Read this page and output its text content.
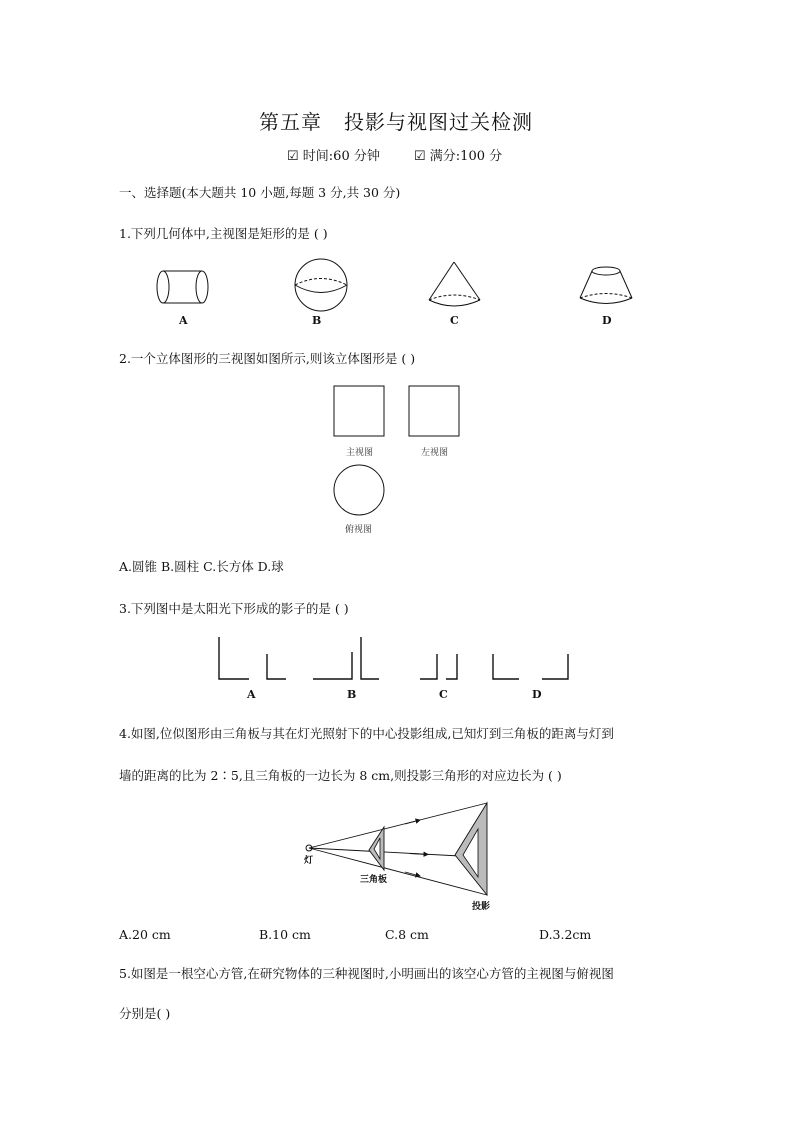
第五章 投影与视图过关检测
☑ 时间:60 分钟	☑ 满分:100 分
一、选择题(本大题共 10 小题,每题 3 分,共 30 分)
1.下列几何体中,主视图是矩形的是 ( )
A	B	C	D
2.一个立体图形的三视图如图所示,则该立体图形是 ( )
主视图	左视图
俯视图
A.圆锥 B.圆柱 C.长方体 D.球
3.下列图中是太阳光下形成的影子的是 ( )
A	B	C	D
4.如图,位似图形由三角板与其在灯光照射下的中心投影组成,已知灯到三角板的距离与灯到
墙的距离的比为 2∶5,且三角板的一边长为 8 cm,则投影三角形的对应边长为 ( )
灯
三角板
投影
A.20 cm	B.10 cm	C.8 cm	D.3.2cm
5.如图是一根空心方管,在研究物体的三种视图时,小明画出的该空心方管的主视图与俯视图
分别是( )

* [What to produce]
Reproduce the entries above exactly. Do not include the images.

* [The result]
Read this page and output its text content.
第五章 投影与视图过关检测
☑ 时间:60 分钟	☑ 满分:100 分
一、选择题(本大题共 10 小题,每题 3 分,共 30 分)
1.下列几何体中,主视图是矩形的是 ( )
A	B	C	D
2.一个立体图形的三视图如图所示,则该立体图形是 ( )
主视图	左视图
俯视图
A.圆锥 B.圆柱 C.长方体 D.球
3.下列图中是太阳光下形成的影子的是 ( )
A	B	C	D
4.如图,位似图形由三角板与其在灯光照射下的中心投影组成,已知灯到三角板的距离与灯到
墙的距离的比为 2∶5,且三角板的一边长为 8 cm,则投影三角形的对应边长为 ( )
灯
三角板
投影
A.20 cm	B.10 cm	C.8 cm	D.3.2cm
5.如图是一根空心方管,在研究物体的三种视图时,小明画出的该空心方管的主视图与俯视图
分别是( )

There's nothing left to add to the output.